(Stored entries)
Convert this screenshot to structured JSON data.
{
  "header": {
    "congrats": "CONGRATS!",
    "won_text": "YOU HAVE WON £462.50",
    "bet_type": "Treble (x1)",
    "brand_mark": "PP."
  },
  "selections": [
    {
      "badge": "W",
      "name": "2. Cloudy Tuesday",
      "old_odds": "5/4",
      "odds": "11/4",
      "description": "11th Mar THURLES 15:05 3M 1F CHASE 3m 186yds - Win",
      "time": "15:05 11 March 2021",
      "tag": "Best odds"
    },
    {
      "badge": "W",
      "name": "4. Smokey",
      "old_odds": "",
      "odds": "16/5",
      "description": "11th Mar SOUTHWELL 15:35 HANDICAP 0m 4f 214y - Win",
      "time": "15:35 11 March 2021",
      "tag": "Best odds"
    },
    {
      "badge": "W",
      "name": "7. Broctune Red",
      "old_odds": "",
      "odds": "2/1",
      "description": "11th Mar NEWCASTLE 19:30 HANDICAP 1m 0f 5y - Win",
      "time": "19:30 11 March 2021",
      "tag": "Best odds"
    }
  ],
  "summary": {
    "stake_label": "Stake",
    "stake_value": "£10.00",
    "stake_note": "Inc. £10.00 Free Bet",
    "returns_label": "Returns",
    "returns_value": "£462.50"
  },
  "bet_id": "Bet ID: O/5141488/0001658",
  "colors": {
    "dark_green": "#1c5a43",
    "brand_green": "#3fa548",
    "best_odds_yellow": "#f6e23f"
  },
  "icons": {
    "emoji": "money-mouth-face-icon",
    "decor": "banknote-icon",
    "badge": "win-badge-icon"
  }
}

● What is expected
Extract, from the material above, each line holding the word "March".

● Solution to this task
      "time": "15:05 11 March 2021",
      "time": "15:35 11 March 2021",
      "time": "19:30 11 March 2021",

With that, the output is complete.